Task to complete:
Among the lines of the data, copy those that hold "viral".

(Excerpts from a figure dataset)

•••••

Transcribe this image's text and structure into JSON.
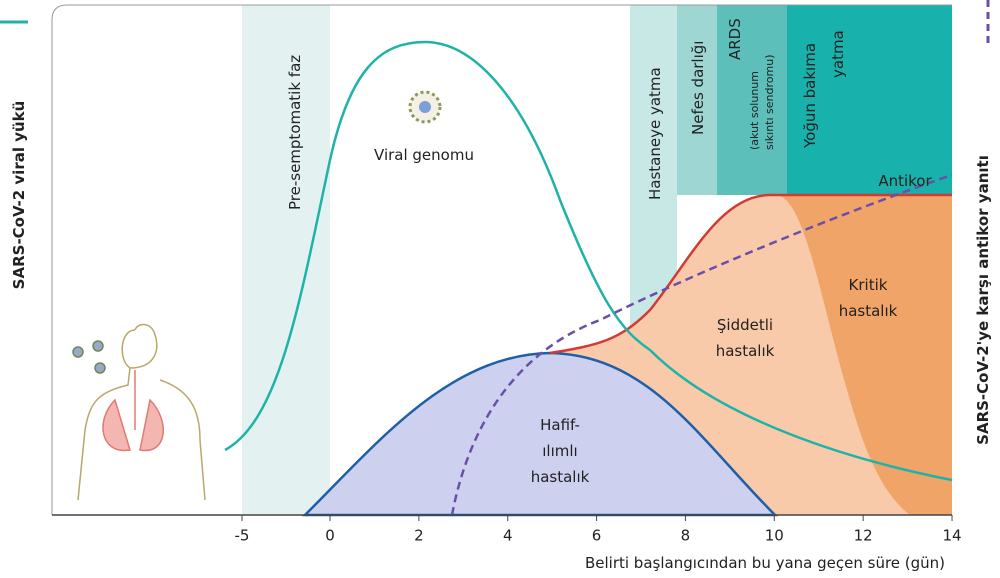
{
  "chart_data": {
    "type": "line",
    "y_label": "SARS-CoV-2 viral yükü",
    "y2_label": "SARS-CoV-2'ye karşı antikor yanıtı",
    "x_label": "Belirti başlangıcından bu yana geçen süre (gün)",
    "xticks": [
      -5,
      0,
      2,
      4,
      6,
      8,
      10,
      12,
      14
    ],
    "phases": {
      "presymptomatic": "Pre-semptomatik faz",
      "hospital": "Hastaneye yatma",
      "breath": "Nefes darlığı",
      "ards": [
        "ARDS",
        "(akut solunum",
        "sıkıntı sendromu)"
      ],
      "icu": [
        "Yoğun bakıma",
        "yatma"
      ]
    },
    "labels": {
      "antibody": "Antikor",
      "viral": "Viral genomu",
      "critical": [
        "Kritik",
        "hastalık"
      ],
      "severe": [
        "Şiddetli",
        "hastalık"
      ],
      "mild": [
        "Hafif-",
        "ılımlı",
        "hastalık"
      ]
    }
  }
}
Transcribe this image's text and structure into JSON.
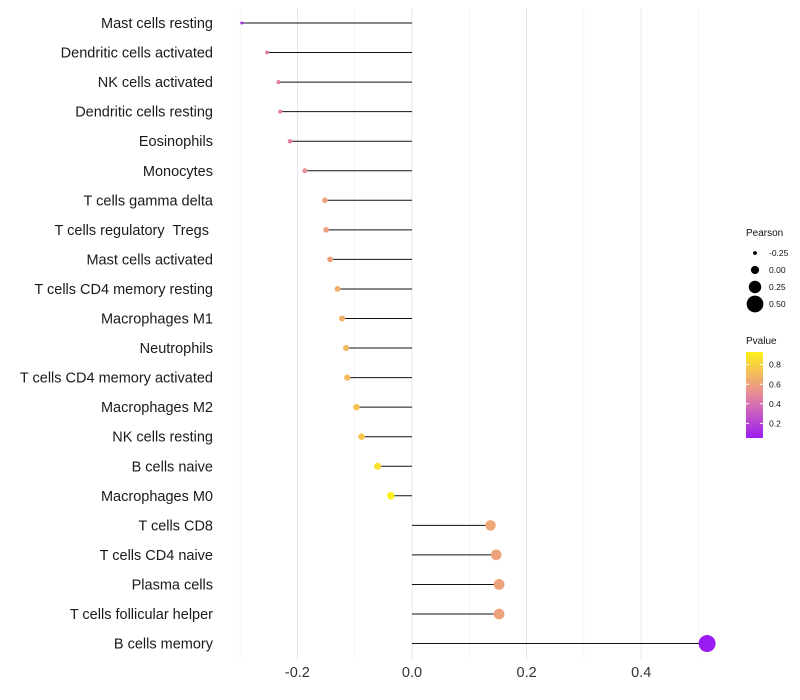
{
  "chart_data": {
    "type": "lollipop",
    "title": "",
    "xlabel": "",
    "ylabel": "",
    "xlim": [
      -0.3,
      0.52
    ],
    "xticks": [
      -0.2,
      0.0,
      0.2,
      0.4
    ],
    "xtick_labels": [
      "-0.2",
      "0.0",
      "0.2",
      "0.4"
    ],
    "grid": true,
    "color_scale": {
      "low": "#9b1cf2",
      "mid": "#e7889c",
      "high": "#fff01a"
    },
    "categories": [
      "Mast cells resting",
      "Dendritic cells activated",
      "NK cells activated",
      "Dendritic cells resting",
      "Eosinophils",
      "Monocytes",
      "T cells gamma delta",
      "T cells regulatory  Tregs ",
      "Mast cells activated",
      "T cells CD4 memory resting",
      "Macrophages M1",
      "Neutrophils",
      "T cells CD4 memory activated",
      "Macrophages M2",
      "NK cells resting",
      "B cells naive",
      "Macrophages M0",
      "T cells CD8",
      "T cells CD4 naive",
      "Plasma cells",
      "T cells follicular helper",
      "B cells memory"
    ],
    "pearson": [
      -0.297,
      -0.253,
      -0.233,
      -0.23,
      -0.213,
      -0.187,
      -0.152,
      -0.15,
      -0.143,
      -0.13,
      -0.122,
      -0.115,
      -0.113,
      -0.097,
      -0.088,
      -0.06,
      -0.037,
      0.137,
      0.147,
      0.152,
      0.152,
      0.515
    ],
    "pvalue": [
      0.12,
      0.45,
      0.47,
      0.47,
      0.47,
      0.52,
      0.6,
      0.6,
      0.6,
      0.66,
      0.66,
      0.7,
      0.7,
      0.74,
      0.76,
      0.87,
      0.93,
      0.62,
      0.6,
      0.6,
      0.6,
      0.05
    ],
    "legend": {
      "size_title": "Pearson",
      "size_breaks": [
        "-0.25",
        "0.00",
        "0.25",
        "0.50"
      ],
      "size_values": [
        -0.25,
        0.0,
        0.25,
        0.5
      ],
      "color_title": "Pvalue",
      "color_breaks": [
        "0.8",
        "0.6",
        "0.4",
        "0.2"
      ],
      "color_values": [
        0.8,
        0.6,
        0.4,
        0.2
      ],
      "color_range": [
        0.05,
        0.93
      ]
    }
  }
}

•••••

Solution for this problem:
    "y_label": "SARS-CoV-2 viral yükü",
      "viral": "Viral genomu",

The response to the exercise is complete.